**OBJECTIVE:**
Your task is to give the data again, exactly, with every line intact.
--- Start of DATA ROWS ---
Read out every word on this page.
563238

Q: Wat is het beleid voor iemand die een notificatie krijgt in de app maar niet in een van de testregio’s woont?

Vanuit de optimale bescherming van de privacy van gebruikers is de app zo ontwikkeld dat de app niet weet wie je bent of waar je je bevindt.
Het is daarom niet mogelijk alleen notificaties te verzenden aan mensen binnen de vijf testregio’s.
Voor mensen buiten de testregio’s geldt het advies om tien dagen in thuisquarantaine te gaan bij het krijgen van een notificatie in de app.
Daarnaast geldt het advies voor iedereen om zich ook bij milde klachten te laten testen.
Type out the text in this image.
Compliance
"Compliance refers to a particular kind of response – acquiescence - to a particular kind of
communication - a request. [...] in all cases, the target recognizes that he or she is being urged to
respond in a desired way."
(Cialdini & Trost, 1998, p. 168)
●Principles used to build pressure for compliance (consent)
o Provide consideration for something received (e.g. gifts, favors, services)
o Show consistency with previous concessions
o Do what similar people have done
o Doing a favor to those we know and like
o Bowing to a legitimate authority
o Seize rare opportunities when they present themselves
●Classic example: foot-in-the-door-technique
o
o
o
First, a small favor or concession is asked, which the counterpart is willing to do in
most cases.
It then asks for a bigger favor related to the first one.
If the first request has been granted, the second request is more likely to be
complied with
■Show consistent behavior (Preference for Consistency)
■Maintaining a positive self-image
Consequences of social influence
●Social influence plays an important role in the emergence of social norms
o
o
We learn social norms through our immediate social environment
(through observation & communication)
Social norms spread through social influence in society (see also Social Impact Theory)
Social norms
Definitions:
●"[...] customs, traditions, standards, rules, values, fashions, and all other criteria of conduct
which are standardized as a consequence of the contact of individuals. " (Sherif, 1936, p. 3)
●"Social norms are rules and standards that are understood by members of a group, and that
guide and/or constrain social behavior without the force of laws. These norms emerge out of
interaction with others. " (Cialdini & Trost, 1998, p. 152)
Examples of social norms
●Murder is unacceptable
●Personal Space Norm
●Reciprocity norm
--- End of DATA ROWS ---
**SOLVED EXERCISE:**
Read out every word on this page.
563238

Q: Wat is het beleid voor iemand die een notificatie krijgt in de app maar niet in een van de testregio’s woont?

Vanuit de optimale bescherming van de privacy van gebruikers is de app zo ontwikkeld dat de app niet weet wie je bent of waar je je bevindt.
Het is daarom niet mogelijk alleen notificaties te verzenden aan mensen binnen de vijf testregio’s.
Voor mensen buiten de testregio’s geldt het advies om tien dagen in thuisquarantaine te gaan bij het krijgen van een notificatie in de app.
Daarnaast geldt het advies voor iedereen om zich ook bij milde klachten te laten testen.
Type out the text in this image.
Compliance
"Compliance refers to a particular kind of response – acquiescence - to a particular kind of
communication - a request. [...] in all cases, the target recognizes that he or she is being urged to
respond in a desired way."
(Cialdini & Trost, 1998, p. 168)
●Principles used to build pressure for compliance (consent)
o Provide consideration for something received (e.g. gifts, favors, services)
o Show consistency with previous concessions
o Do what similar people have done
o Doing a favor to those we know and like
o Bowing to a legitimate authority
o Seize rare opportunities when they present themselves
●Classic example: foot-in-the-door-technique
o
o
o
First, a small favor or concession is asked, which the counterpart is willing to do in
most cases.
It then asks for a bigger favor related to the first one.
If the first request has been granted, the second request is more likely to be
complied with
■Show consistent behavior (Preference for Consistency)
■Maintaining a positive self-image
Consequences of social influence
●Social influence plays an important role in the emergence of social norms
o
o
We learn social norms through our immediate social environment
(through observation & communication)
Social norms spread through social influence in society (see also Social Impact Theory)
Social norms
Definitions:
●"[...] customs, traditions, standards, rules, values, fashions, and all other criteria of conduct
which are standardized as a consequence of the contact of individuals. " (Sherif, 1936, p. 3)
●"Social norms are rules and standards that are understood by members of a group, and that
guide and/or constrain social behavior without the force of laws. These norms emerge out of
interaction with others. " (Cialdini & Trost, 1998, p. 152)
Examples of social norms
●Murder is unacceptable
●Personal Space Norm
●Reciprocity norm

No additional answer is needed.